(Task goal) Exclude the pictures; give every entry again exactly as written.

(Excerpted data)
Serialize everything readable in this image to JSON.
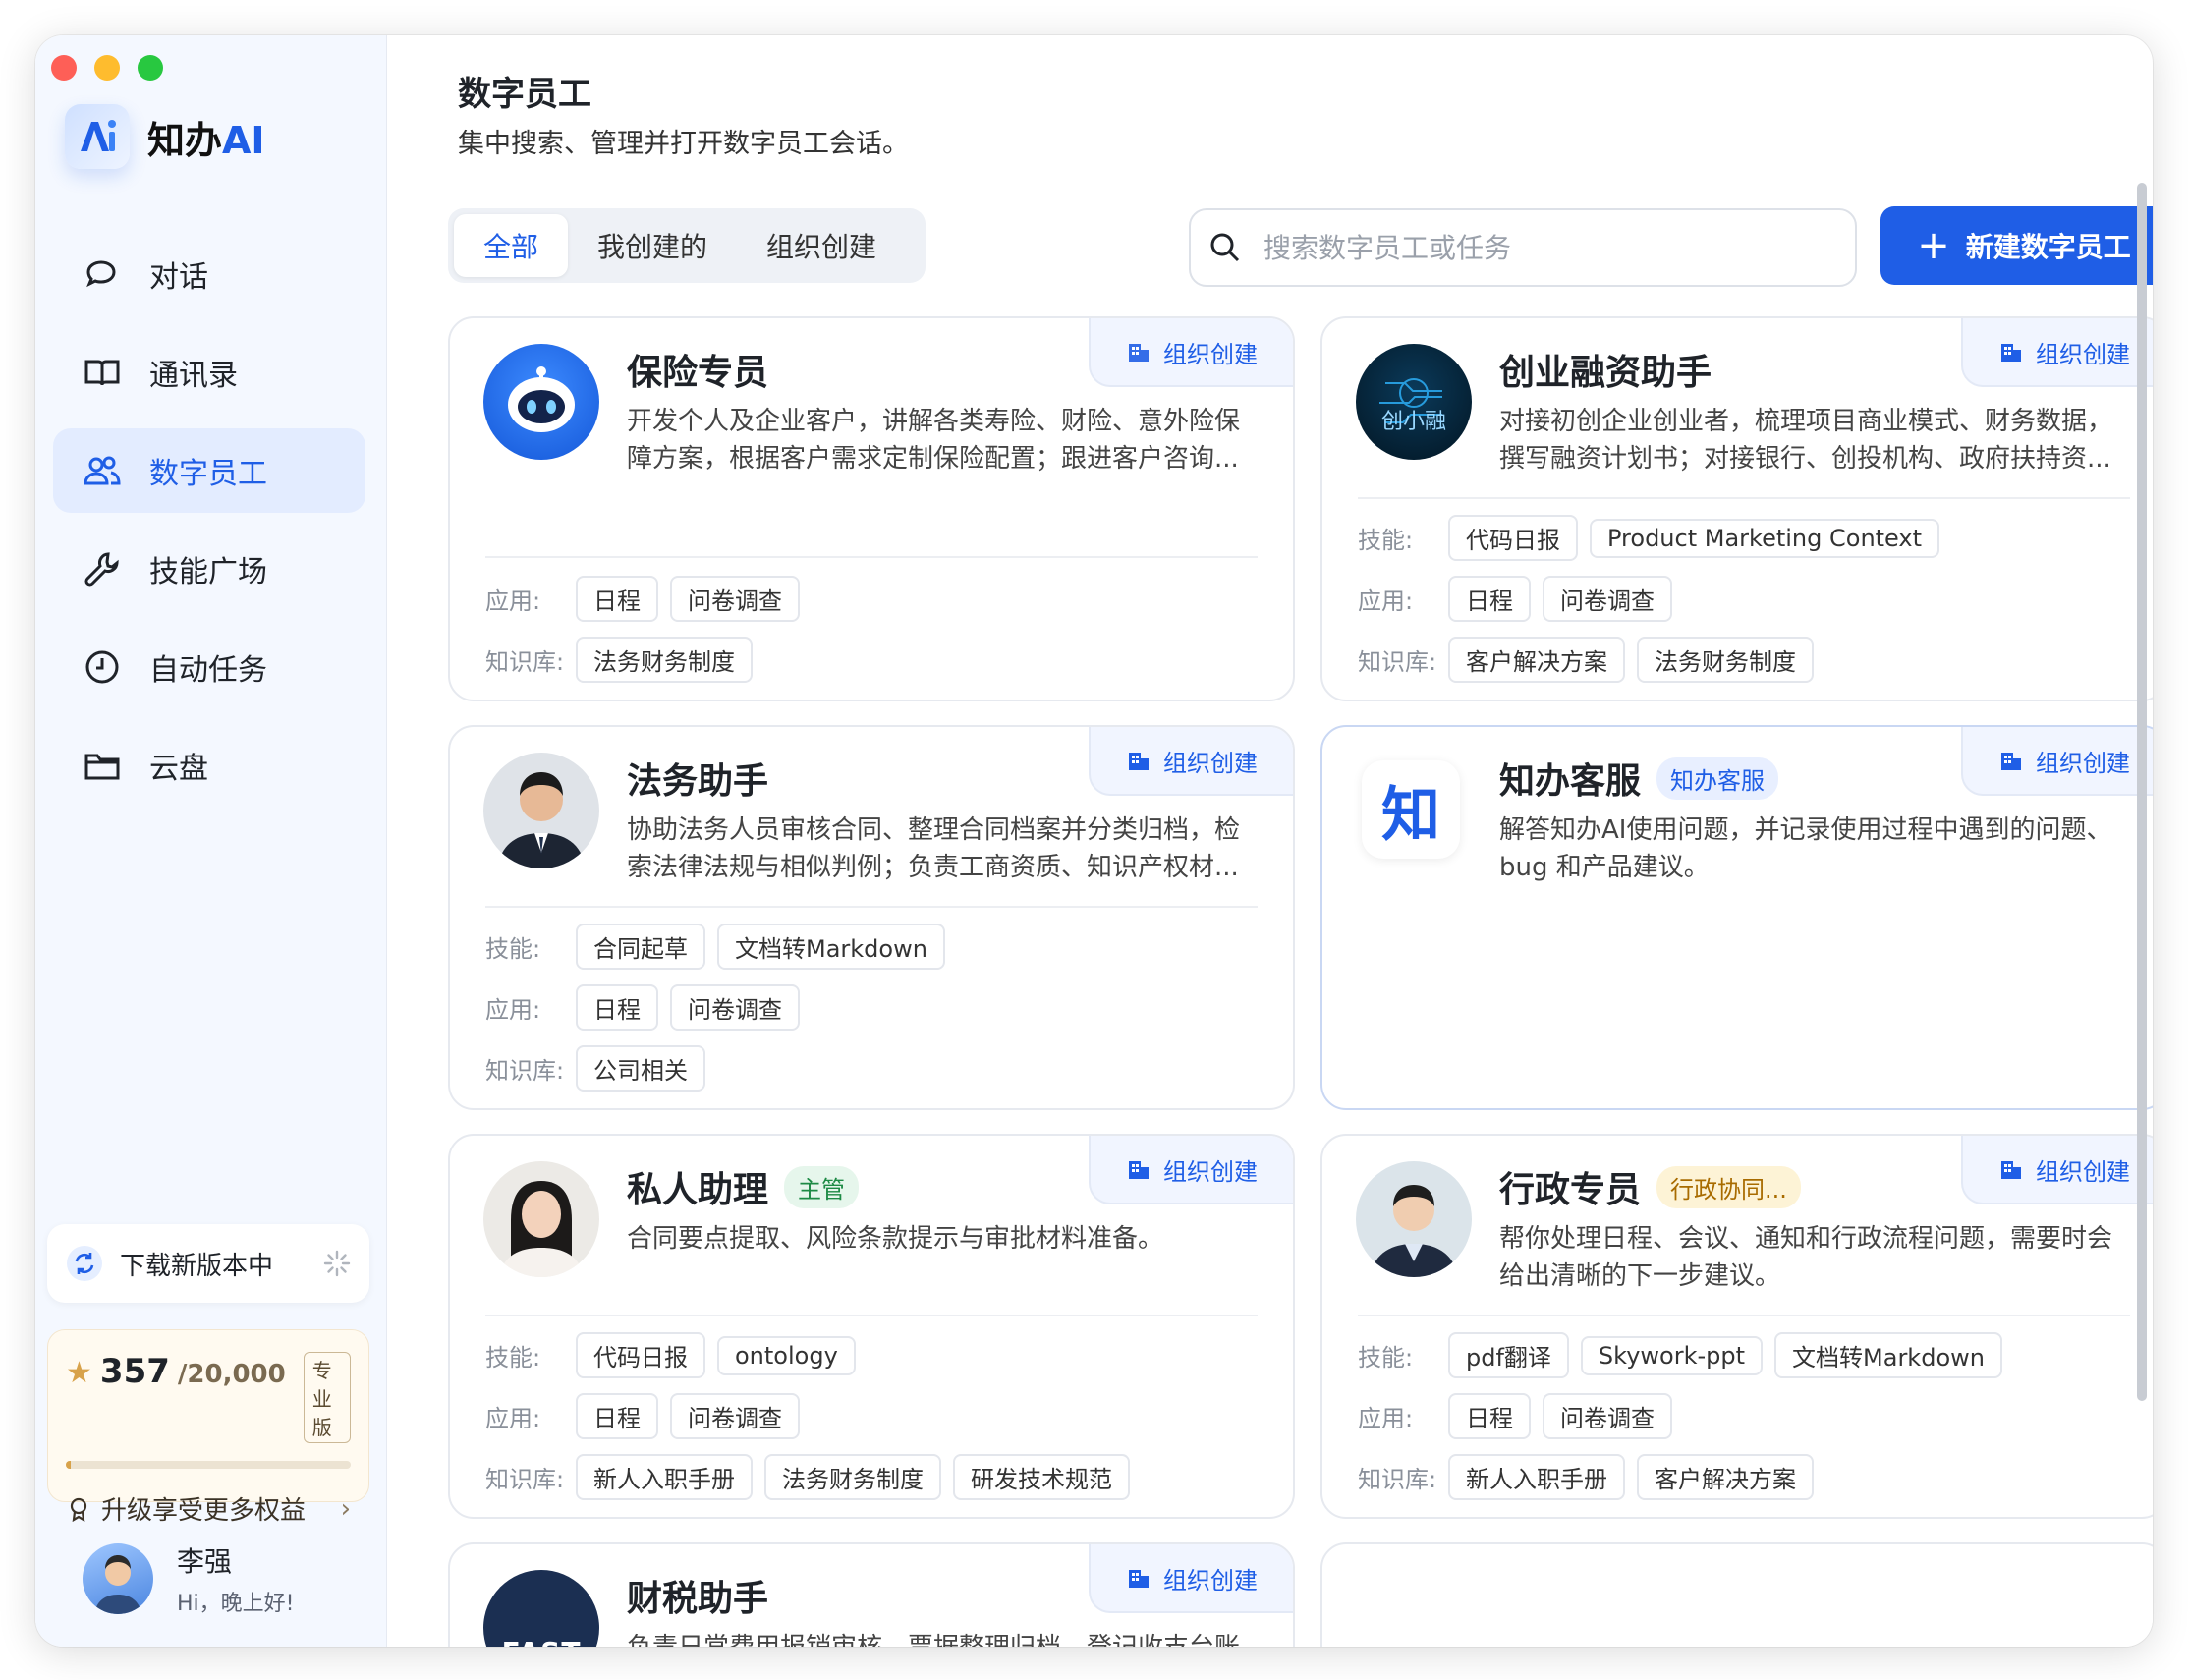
{
  "app": {
    "name_main": "知办",
    "name_ai": "AI"
  },
  "nav": [
    {
      "label": "对话",
      "icon": "chat-icon"
    },
    {
      "label": "通讯录",
      "icon": "book-icon"
    },
    {
      "label": "数字员工",
      "icon": "users-icon",
      "active": true
    },
    {
      "label": "技能广场",
      "icon": "wrench-icon"
    },
    {
      "label": "自动任务",
      "icon": "clock-icon"
    },
    {
      "label": "云盘",
      "icon": "folder-icon"
    }
  ],
  "download": {
    "label": "下载新版本中"
  },
  "points": {
    "current": "357",
    "max": "/20,000",
    "plan": "专业版",
    "progress": 0.018,
    "upgrade": "升级享受更多权益"
  },
  "user": {
    "name": "李强",
    "greeting": "Hi，晚上好!"
  },
  "page": {
    "title": "数字员工",
    "subtitle": "集中搜索、管理并打开数字员工会话。"
  },
  "tabs": [
    "全部",
    "我创建的",
    "组织创建"
  ],
  "search": {
    "placeholder": "搜索数字员工或任务"
  },
  "new_button": "新建数字员工",
  "labels": {
    "skills": "技能:",
    "apps": "应用:",
    "kb": "知识库:"
  },
  "cards": [
    {
      "name": "保险专员",
      "tag": "组织创建",
      "desc": "开发个人及企业客户，讲解各类寿险、财险、意外险保\n障方案，根据客户需求定制保险配置；跟进客户咨询...",
      "apps": [
        "日程",
        "问卷调查"
      ],
      "kb": [
        "法务财务制度"
      ]
    },
    {
      "name": "创业融资助手",
      "tag": "组织创建",
      "desc": "对接初创企业创业者，梳理项目商业模式、财务数据，\n撰写融资计划书；对接银行、创投机构、政府扶持资...",
      "skills": [
        "代码日报",
        "Product Marketing Context"
      ],
      "apps": [
        "日程",
        "问卷调查"
      ],
      "kb": [
        "客户解决方案",
        "法务财务制度"
      ]
    },
    {
      "name": "法务助手",
      "tag": "组织创建",
      "desc": "协助法务人员审核合同、整理合同档案并分类归档，检\n索法律法规与相似判例；负责工商资质、知识产权材...",
      "skills": [
        "合同起草",
        "文档转Markdown"
      ],
      "apps": [
        "日程",
        "问卷调查"
      ],
      "kb": [
        "公司相关"
      ]
    },
    {
      "name": "知办客服",
      "badge": "知办客服",
      "tag": "组织创建",
      "desc": "解答知办AI使用问题，并记录使用过程中遇到的问题、\nbug 和产品建议。",
      "avatar_char": "知"
    },
    {
      "name": "私人助理",
      "badge": "主管",
      "tag": "组织创建",
      "desc": "合同要点提取、风险条款提示与审批材料准备。",
      "skills": [
        "代码日报",
        "ontology"
      ],
      "apps": [
        "日程",
        "问卷调查"
      ],
      "kb": [
        "新人入职手册",
        "法务财务制度",
        "研发技术规范"
      ]
    },
    {
      "name": "行政专员",
      "badge": "行政协同...",
      "tag": "组织创建",
      "desc": "帮你处理日程、会议、通知和行政流程问题，需要时会\n给出清晰的下一步建议。",
      "skills": [
        "pdf翻译",
        "Skywork-ppt",
        "文档转Markdown"
      ],
      "apps": [
        "日程",
        "问卷调查"
      ],
      "kb": [
        "新人入职手册",
        "客户解决方案"
      ]
    },
    {
      "name": "财税助手",
      "tag": "组织创建",
      "desc": "负责日常费用报销审核、票据整理归档、登记收支台账",
      "avatar_text": "FAST"
    }
  ],
  "colors": {
    "accent": "#1f5ee6",
    "green_badge_bg": "#e6f6ec",
    "green_badge_fg": "#1d8a45",
    "yellow_badge_bg": "#fdf3d6",
    "yellow_badge_fg": "#a86b00"
  }
}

(Output below)
Serialize everything readable in this image to JSON.
{
  "app": {
    "name_main": "知办",
    "name_ai": "AI"
  },
  "nav": [
    {
      "label": "对话",
      "icon": "chat-icon"
    },
    {
      "label": "通讯录",
      "icon": "book-icon"
    },
    {
      "label": "数字员工",
      "icon": "users-icon",
      "active": true
    },
    {
      "label": "技能广场",
      "icon": "wrench-icon"
    },
    {
      "label": "自动任务",
      "icon": "clock-icon"
    },
    {
      "label": "云盘",
      "icon": "folder-icon"
    }
  ],
  "download": {
    "label": "下载新版本中"
  },
  "points": {
    "current": "357",
    "max": "/20,000",
    "plan": "专业版",
    "progress": 0.018,
    "upgrade": "升级享受更多权益"
  },
  "user": {
    "name": "李强",
    "greeting": "Hi，晚上好!"
  },
  "page": {
    "title": "数字员工",
    "subtitle": "集中搜索、管理并打开数字员工会话。"
  },
  "tabs": [
    "全部",
    "我创建的",
    "组织创建"
  ],
  "search": {
    "placeholder": "搜索数字员工或任务"
  },
  "new_button": "新建数字员工",
  "labels": {
    "skills": "技能:",
    "apps": "应用:",
    "kb": "知识库:"
  },
  "cards": [
    {
      "name": "保险专员",
      "tag": "组织创建",
      "desc": "开发个人及企业客户，讲解各类寿险、财险、意外险保\n障方案，根据客户需求定制保险配置；跟进客户咨询...",
      "apps": [
        "日程",
        "问卷调查"
      ],
      "kb": [
        "法务财务制度"
      ]
    },
    {
      "name": "创业融资助手",
      "tag": "组织创建",
      "desc": "对接初创企业创业者，梳理项目商业模式、财务数据，\n撰写融资计划书；对接银行、创投机构、政府扶持资...",
      "skills": [
        "代码日报",
        "Product Marketing Context"
      ],
      "apps": [
        "日程",
        "问卷调查"
      ],
      "kb": [
        "客户解决方案",
        "法务财务制度"
      ]
    },
    {
      "name": "法务助手",
      "tag": "组织创建",
      "desc": "协助法务人员审核合同、整理合同档案并分类归档，检\n索法律法规与相似判例；负责工商资质、知识产权材...",
      "skills": [
        "合同起草",
        "文档转Markdown"
      ],
      "apps": [
        "日程",
        "问卷调查"
      ],
      "kb": [
        "公司相关"
      ]
    },
    {
      "name": "知办客服",
      "badge": "知办客服",
      "tag": "组织创建",
      "desc": "解答知办AI使用问题，并记录使用过程中遇到的问题、\nbug 和产品建议。",
      "avatar_char": "知"
    },
    {
      "name": "私人助理",
      "badge": "主管",
      "tag": "组织创建",
      "desc": "合同要点提取、风险条款提示与审批材料准备。",
      "skills": [
        "代码日报",
        "ontology"
      ],
      "apps": [
        "日程",
        "问卷调查"
      ],
      "kb": [
        "新人入职手册",
        "法务财务制度",
        "研发技术规范"
      ]
    },
    {
      "name": "行政专员",
      "badge": "行政协同...",
      "tag": "组织创建",
      "desc": "帮你处理日程、会议、通知和行政流程问题，需要时会\n给出清晰的下一步建议。",
      "skills": [
        "pdf翻译",
        "Skywork-ppt",
        "文档转Markdown"
      ],
      "apps": [
        "日程",
        "问卷调查"
      ],
      "kb": [
        "新人入职手册",
        "客户解决方案"
      ]
    },
    {
      "name": "财税助手",
      "tag": "组织创建",
      "desc": "负责日常费用报销审核、票据整理归档、登记收支台账",
      "avatar_text": "FAST"
    }
  ],
  "colors": {
    "accent": "#1f5ee6",
    "green_badge_bg": "#e6f6ec",
    "green_badge_fg": "#1d8a45",
    "yellow_badge_bg": "#fdf3d6",
    "yellow_badge_fg": "#a86b00"
  }
}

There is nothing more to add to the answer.